WRITTEN INSTRUCTION: Say how many lines contain "Graphic", using only the number.

======== DATA FOR THIS EXERCISE ========

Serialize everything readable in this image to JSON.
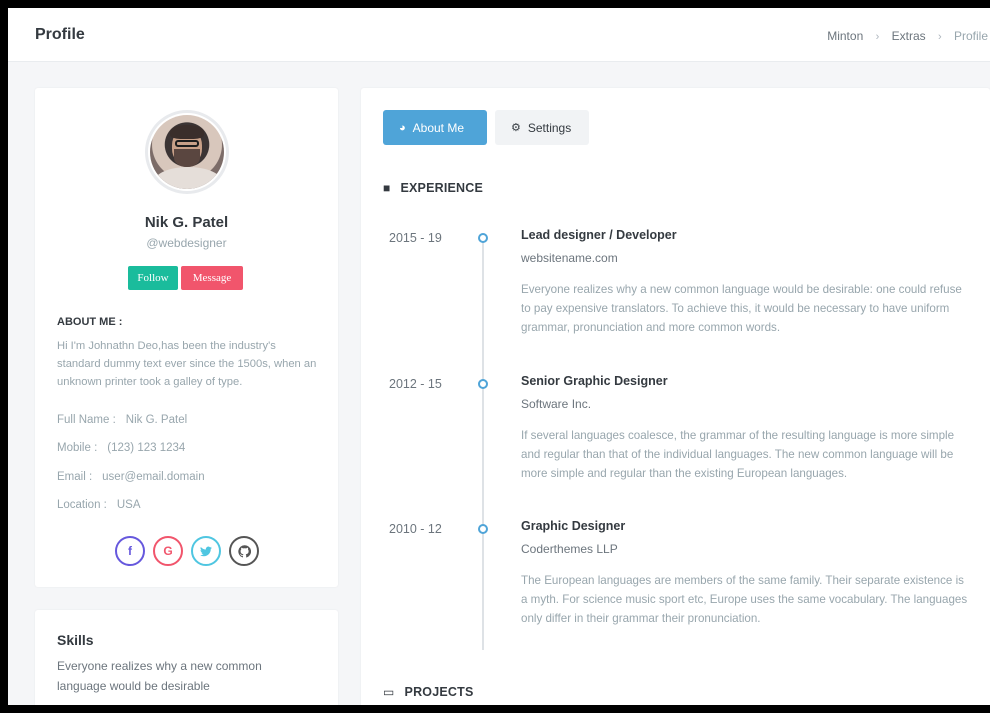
{
  "header": {
    "title": "Profile",
    "breadcrumb": [
      "Minton",
      "Extras",
      "Profile"
    ]
  },
  "profile": {
    "name": "Nik G. Patel",
    "handle": "@webdesigner",
    "follow_label": "Follow",
    "message_label": "Message",
    "about_heading": "ABOUT ME :",
    "about_text": "Hi I'm Johnathn Deo,has been the industry's standard dummy text ever since the 1500s, when an unknown printer took a galley of type.",
    "info": [
      {
        "label": "Full Name :",
        "value": "Nik G. Patel"
      },
      {
        "label": "Mobile :",
        "value": "(123) 123 1234"
      },
      {
        "label": "Email :",
        "value": "user@email.domain"
      },
      {
        "label": "Location :",
        "value": "USA"
      }
    ],
    "socials": [
      {
        "icon": "facebook-icon",
        "glyph": "f"
      },
      {
        "icon": "google-icon",
        "glyph": "G"
      },
      {
        "icon": "twitter-icon",
        "glyph": "🐦"
      },
      {
        "icon": "github-icon",
        "glyph": "◉"
      }
    ]
  },
  "skills": {
    "title": "Skills",
    "text": "Everyone realizes why a new common language would be desirable"
  },
  "tabs": [
    {
      "label": "About Me",
      "icon": "user-circle-icon",
      "active": true
    },
    {
      "label": "Settings",
      "icon": "gear-icon",
      "active": false
    }
  ],
  "experience": {
    "heading": "EXPERIENCE",
    "items": [
      {
        "date": "2015 - 19",
        "title": "Lead designer / Developer",
        "company": "websitename.com",
        "description": "Everyone realizes why a new common language would be desirable: one could refuse to pay expensive translators. To achieve this, it would be necessary to have uniform grammar, pronunciation and more common words."
      },
      {
        "date": "2012 - 15",
        "title": "Senior Graphic Designer",
        "company": "Software Inc.",
        "description": "If several languages coalesce, the grammar of the resulting language is more simple and regular than that of the individual languages. The new common language will be more simple and regular than the existing European languages."
      },
      {
        "date": "2010 - 12",
        "title": "Graphic Designer",
        "company": "Coderthemes LLP",
        "description": "The European languages are members of the same family. Their separate existence is a myth. For science music sport etc, Europe uses the same vocabulary. The languages only differ in their grammar their pronunciation."
      }
    ]
  },
  "projects": {
    "heading": "PROJECTS"
  },
  "colors": {
    "accent": "#4fa4d8",
    "follow": "#1abc9c",
    "message": "#f1556c"
  }
}
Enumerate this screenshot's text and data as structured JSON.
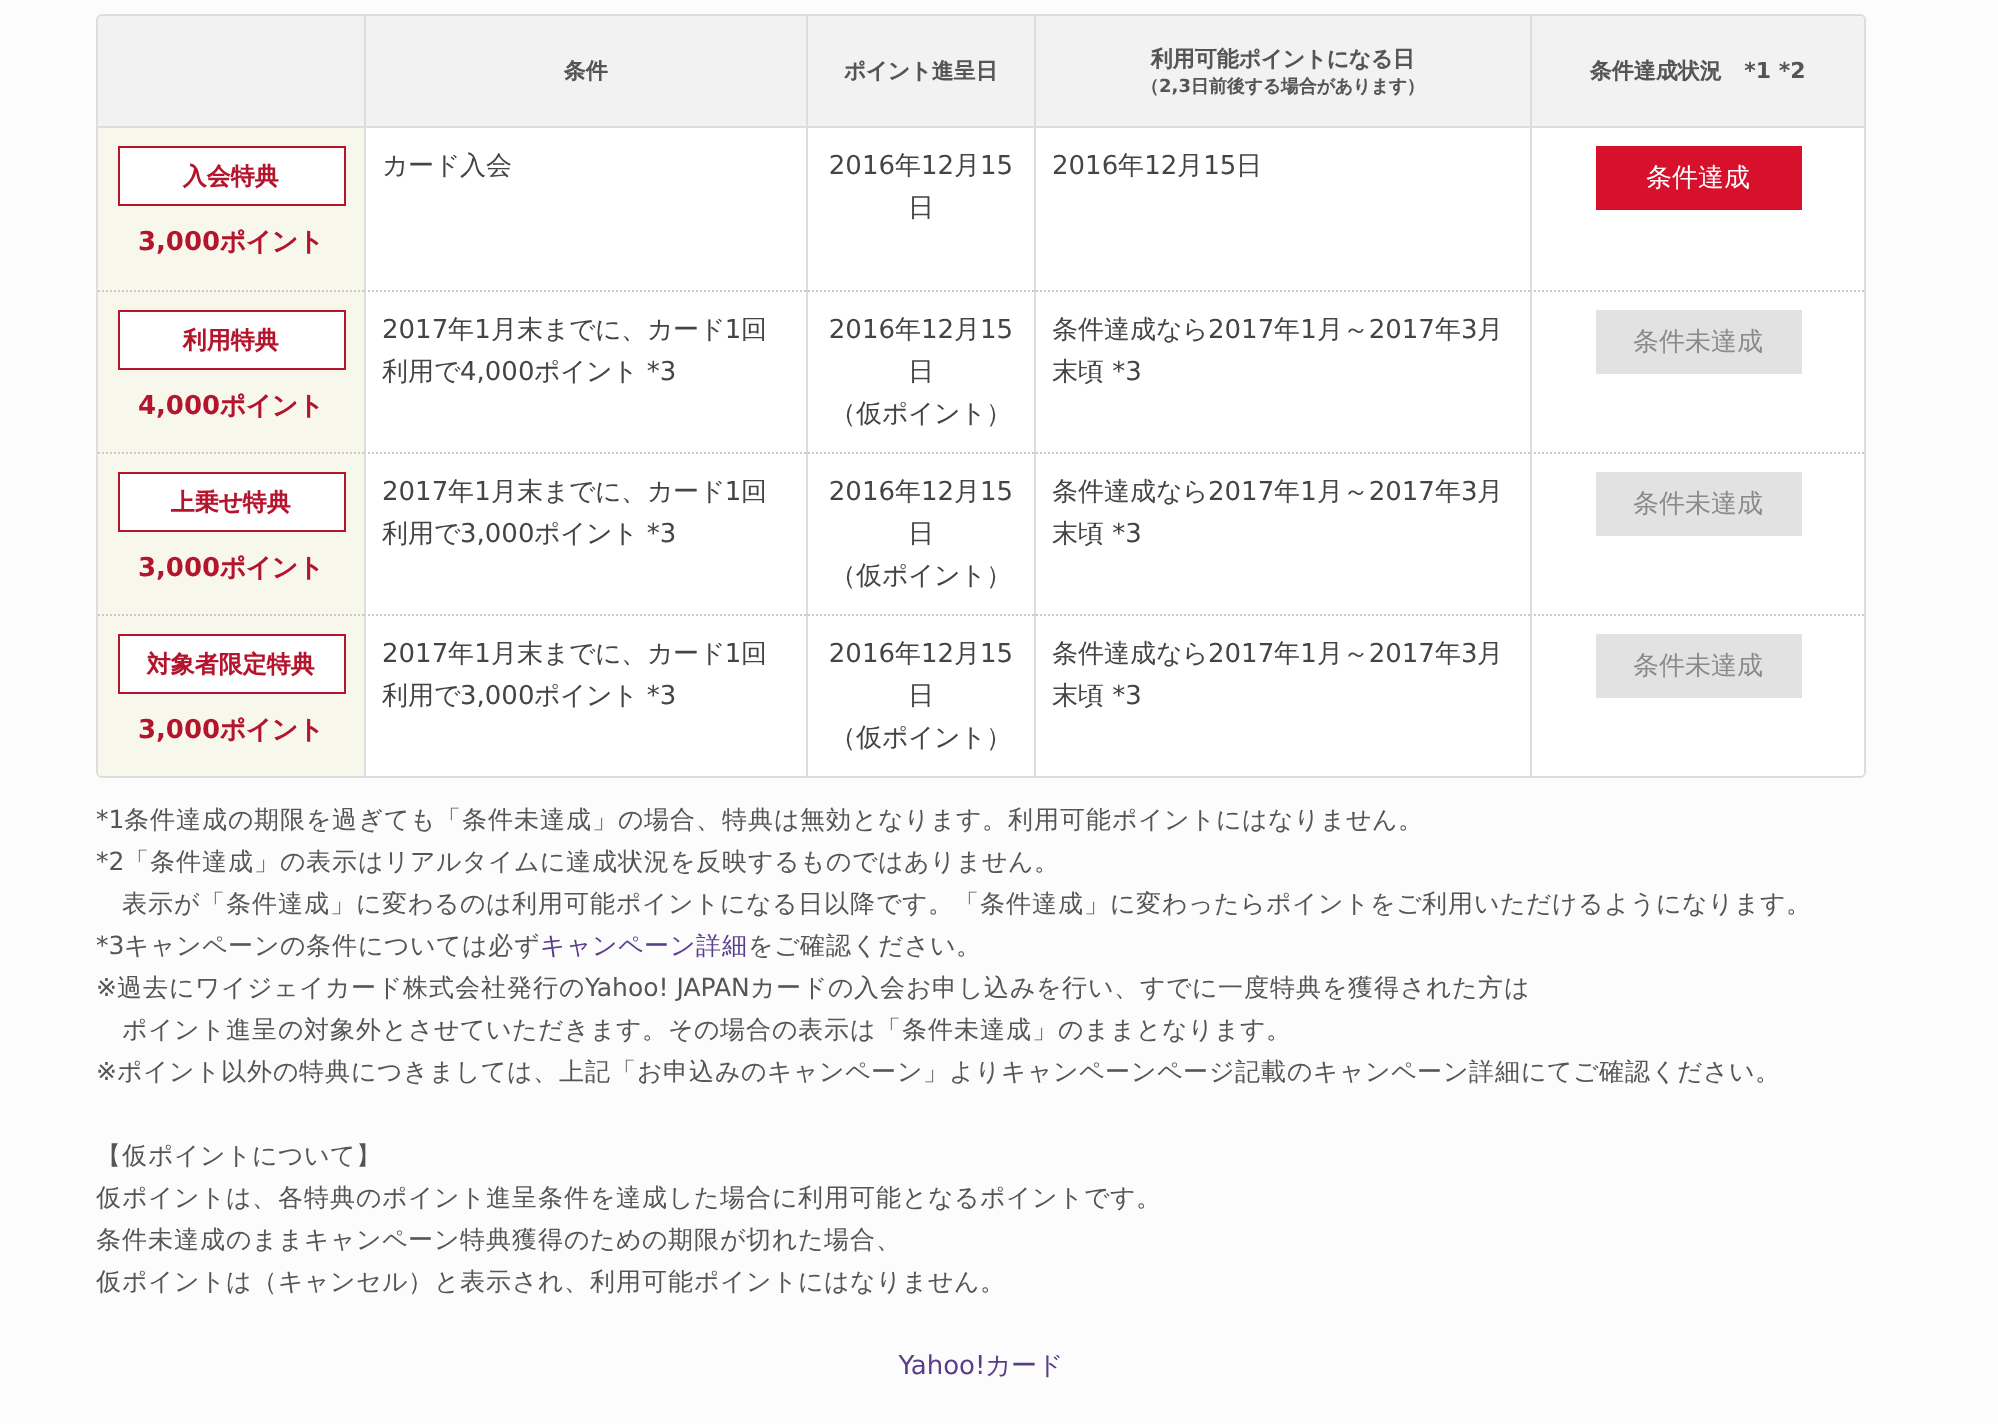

========

RESPONSE BELOW: 2